Re: [PATCH v3 01/10] KVM: arm64: Document PV-time interface

Christoffer Dall <christoffer.dall@xxxxxxx> · Wed, 28 Aug 2019 15:49:00 +0200



On Tue, Aug 27, 2019 at 10:57:06AM +0200, Christoffer Dall wrote:
> On Wed, Aug 21, 2019 at 04:36:47PM +0100, Steven Price wrote:
> > Introduce a paravirtualization interface for KVM/arm64 based on the
> > "Arm Paravirtualized Time for Arm-Base Systems" specification DEN 0057A.
> > 
> > This only adds the details about "Stolen Time" as the details of "Live
> > Physical Time" have not been fully agreed.
> > 
> > User space can specify a reserved area of memory for the guest and
> > inform KVM to populate the memory with information on time that the host
> > kernel has stolen from the guest.
> > 
> > A hypercall interface is provided for the guest to interrogate the
> > hypervisor's support for this interface and the location of the shared
> > memory structures.
> > 
> > Signed-off-by: Steven Price <steven.price@xxxxxxx>
> > ---
> >  Documentation/virt/kvm/arm/pvtime.txt | 100 ++++++++++++++++++++++++++
> >  1 file changed, 100 insertions(+)
····················
Exercise set:
1. Quote the KVM PV-time patch reply from "On Tue, Aug" to "been fully agreed.".
2. Put the rows of Block 1 from the line with "column-header — [394, 140, 443, 148]" to the line with "video-frame — [8, 8, 580, 334]", both included, into a JSON list of strings with one string per line and no blank lines. Include only those lines.

Available records:
····················
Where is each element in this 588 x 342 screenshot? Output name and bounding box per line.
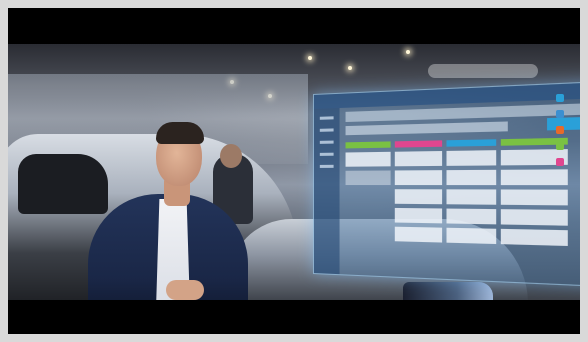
column-header — [394, 140, 443, 148]
kanban-card — [345, 151, 391, 167]
side-icon — [556, 110, 564, 118]
kanban-card — [446, 208, 497, 225]
kanban-card — [394, 207, 443, 224]
dashboard-side-icons — [554, 84, 566, 284]
car-headlight — [403, 282, 493, 300]
video-frame — [8, 8, 580, 334]
presenter-hair — [156, 122, 204, 144]
kanban-column — [345, 141, 391, 272]
kanban-card — [394, 189, 443, 205]
column-header — [345, 141, 391, 149]
ceiling-light — [348, 66, 352, 70]
column-header — [446, 139, 497, 147]
kanban-column — [446, 139, 497, 277]
kanban-card — [394, 170, 443, 186]
letterbox-top — [8, 8, 580, 44]
kanban-card — [394, 151, 443, 167]
kanban-card — [446, 189, 497, 205]
ceiling-light — [308, 56, 312, 60]
side-icon — [556, 158, 564, 166]
letterbox-bottom — [8, 300, 580, 334]
side-icon — [556, 94, 564, 102]
kanban-card — [345, 170, 391, 186]
kanban-card — [394, 226, 443, 243]
ceiling-light — [406, 50, 410, 54]
kanban-column — [394, 140, 443, 274]
sidebar-item — [319, 140, 334, 144]
holographic-dashboard — [313, 80, 580, 288]
sidebar-item — [319, 164, 334, 168]
side-icon — [556, 126, 564, 134]
car-window — [18, 154, 108, 214]
sidebar-item — [319, 152, 334, 156]
sidebar-item — [319, 128, 334, 132]
showroom-sign — [428, 64, 538, 78]
dashboard-sidebar — [313, 108, 340, 275]
kanban-card — [446, 150, 497, 166]
kanban-card — [446, 227, 497, 245]
video-scene — [8, 44, 580, 300]
dashboard-search — [345, 121, 508, 136]
kanban-card — [446, 169, 497, 186]
side-icon — [556, 142, 564, 150]
background-person-head — [220, 144, 242, 168]
sidebar-item — [319, 116, 334, 120]
presenter-hand — [166, 280, 204, 300]
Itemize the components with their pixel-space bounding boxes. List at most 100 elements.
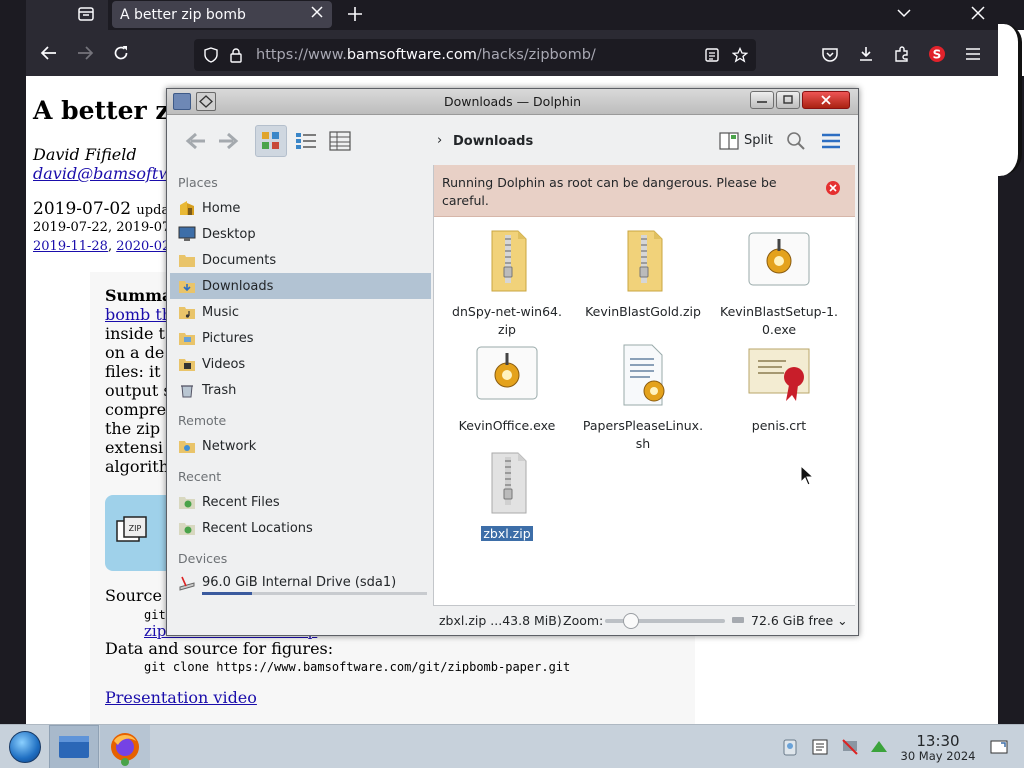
tracking-protection-shield-icon[interactable] <box>203 47 219 63</box>
zoom-slider-handle[interactable] <box>623 613 640 629</box>
file-item[interactable]: KevinOffice.exe <box>439 343 575 435</box>
downloads-icon[interactable] <box>857 45 875 63</box>
file-item[interactable]: penis.crt <box>711 343 847 435</box>
places-item-documents[interactable]: Documents <box>170 247 431 273</box>
places-item-label: Desktop <box>202 227 256 242</box>
update-dates-links: 2019-11-28, 2020-02 <box>33 239 171 254</box>
notes-tray-icon[interactable] <box>810 737 830 757</box>
show-desktop-icon[interactable] <box>989 737 1009 757</box>
executable-icon <box>476 346 538 400</box>
hamburger-menu-icon[interactable] <box>964 45 982 63</box>
bookmark-star-icon[interactable] <box>732 47 748 63</box>
summary-line: compres <box>105 400 175 419</box>
file-manager-icon <box>59 736 89 758</box>
clock-time[interactable]: 13:30 <box>900 732 976 750</box>
window-close-icon[interactable] <box>970 5 986 21</box>
forward-arrow-icon[interactable] <box>76 44 94 62</box>
details-view-icon[interactable] <box>327 126 353 156</box>
date-link[interactable]: 2020-02 <box>116 239 170 254</box>
places-item-pictures[interactable]: Pictures <box>170 325 431 351</box>
author-name: David Fifield <box>33 145 137 164</box>
places-item-network[interactable]: Network <box>170 433 431 459</box>
remote-section-header: Remote <box>178 413 227 428</box>
background-strip-left <box>0 30 26 724</box>
places-item-videos[interactable]: Videos <box>170 351 431 377</box>
split-view-button[interactable]: Split <box>718 127 774 155</box>
reload-icon[interactable] <box>112 44 130 62</box>
free-space-text[interactable]: 72.6 GiB free ⌄ <box>751 613 848 628</box>
file-item-selected[interactable]: zbxl.zip <box>439 451 575 543</box>
breadcrumb[interactable]: Downloads <box>453 134 533 149</box>
shell-script-icon <box>623 344 665 406</box>
url-bar[interactable]: https://www.bamsoftware.com/hacks/zipbom… <box>194 39 756 71</box>
trash-icon <box>181 385 193 398</box>
forward-arrow-icon[interactable] <box>215 126 241 156</box>
file-name: KevinBlastSetup-1. <box>720 304 838 319</box>
close-window-button[interactable] <box>802 91 850 109</box>
firefox-view-icon[interactable] <box>76 4 96 24</box>
compact-view-icon[interactable] <box>293 126 319 156</box>
maximize-button[interactable] <box>776 91 800 109</box>
back-arrow-icon[interactable] <box>183 126 209 156</box>
places-item-recent-files[interactable]: Recent Files <box>170 489 431 515</box>
places-item-downloads[interactable]: Downloads <box>170 273 431 299</box>
hamburger-menu-icon[interactable] <box>819 126 843 156</box>
new-tab-icon[interactable] <box>346 5 364 23</box>
reader-view-icon[interactable] <box>704 47 720 63</box>
tab-title: A better zip bomb <box>120 7 246 23</box>
clock-date[interactable]: 30 May 2024 <box>893 749 983 763</box>
places-item-trash[interactable]: Trash <box>170 377 431 403</box>
file-item[interactable]: PapersPleaseLinux. sh <box>575 343 711 453</box>
firefox-icon <box>111 733 139 766</box>
dolphin-window: Downloads — Dolphin › Downloads Split Pl… <box>166 88 859 636</box>
zoom-slider[interactable] <box>605 613 725 629</box>
updates-tray-icon[interactable] <box>869 737 889 757</box>
free-space-icon <box>732 617 744 623</box>
search-icon[interactable] <box>784 126 808 156</box>
taskbar-firefox[interactable] <box>100 725 150 768</box>
lock-icon[interactable] <box>228 47 244 63</box>
list-all-tabs-chevron-icon[interactable] <box>896 5 912 21</box>
minimize-button[interactable] <box>750 91 774 109</box>
dolphin-toolbar: › Downloads Split <box>167 116 858 164</box>
file-view[interactable]: Running Dolphin as root can be dangerous… <box>433 165 855 605</box>
svg-text:ZIP: ZIP <box>129 524 142 533</box>
summary-line: inside t <box>105 324 165 343</box>
presentation-video-link[interactable]: Presentation video <box>105 688 257 707</box>
places-item-home[interactable]: Home <box>170 195 431 221</box>
places-item-recent-locations[interactable]: Recent Locations <box>170 515 431 541</box>
browser-tab[interactable]: A better zip bomb <box>112 1 332 28</box>
date-link[interactable]: 2019-11-28 <box>33 239 108 254</box>
back-arrow-icon[interactable] <box>40 44 58 62</box>
summary-line: files: it <box>105 362 161 381</box>
summary-line: the zip <box>105 419 161 438</box>
pocket-icon[interactable] <box>821 45 839 63</box>
network-disconnected-tray-icon[interactable] <box>840 737 860 757</box>
taskbar-dolphin[interactable] <box>49 725 99 768</box>
extension-badge-icon[interactable]: S <box>928 45 946 63</box>
places-item-music[interactable]: Music <box>170 299 431 325</box>
summary-line[interactable]: bomb th <box>105 305 174 324</box>
clipboard-tray-icon[interactable] <box>780 737 800 757</box>
extensions-puzzle-icon[interactable] <box>893 45 911 63</box>
close-warning-icon[interactable] <box>826 181 840 195</box>
recent-locations-icon <box>179 523 195 535</box>
folder-icon <box>179 255 195 267</box>
update-dates: 2019-07-22, 2019-07 <box>33 220 171 235</box>
root-warning-banner: Running Dolphin as root can be dangerous… <box>434 165 855 217</box>
places-item-desktop[interactable]: Desktop <box>170 221 431 247</box>
git-clone-command: git clone https://www.bamsoftware.com/gi… <box>144 660 571 674</box>
file-item[interactable]: KevinBlastGold.zip <box>575 229 711 321</box>
desktop-paper-edge <box>998 24 1022 176</box>
places-item-internal-drive[interactable]: 96.0 GiB Internal Drive (sda1) <box>170 569 431 595</box>
dolphin-titlebar[interactable]: Downloads — Dolphin <box>167 89 858 115</box>
places-item-label: Home <box>202 201 241 216</box>
url-text[interactable]: https://www.bamsoftware.com/hacks/zipbom… <box>256 47 596 63</box>
icons-view-button[interactable] <box>255 125 287 157</box>
start-menu-button[interactable] <box>9 731 41 763</box>
file-item[interactable]: dnSpy-net-win64. zip <box>439 229 575 339</box>
file-item[interactable]: KevinBlastSetup-1. 0.exe <box>711 229 847 339</box>
home-icon <box>180 201 194 215</box>
close-tab-icon[interactable] <box>310 5 324 19</box>
mouse-cursor <box>800 465 814 486</box>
····················
Outputs in order:
1.
On Tue, Aug 27, 2019 at 10:57:06AM +0200, Christoffer Dall wrote:
> On Wed, Aug 21, 2019 at 04:36:47PM +0100, Steven Price wrote:
> > Introduce a paravirtualization interface for KVM/arm64 based on the
> > "Arm Paravirtualized Time for Arm-Base Systems" specification DEN 0057A.
> > 
> > This only adds the details about "Stolen Time" as the details of "Live
> > Physical Time" have not been fully agreed.

2.
[
  "column-header — [394, 140, 443, 148]",
  "kanban-card — [345, 151, 391, 167]",
  "side-icon — [556, 110, 564, 118]",
  "kanban-card — [446, 208, 497, 225]",
  "kanban-card — [394, 207, 443, 224]",
  "dashboard-side-icons — [554, 84, 566, 284]",
  "car-headlight — [403, 282, 493, 300]",
  "video-frame — [8, 8, 580, 334]"
]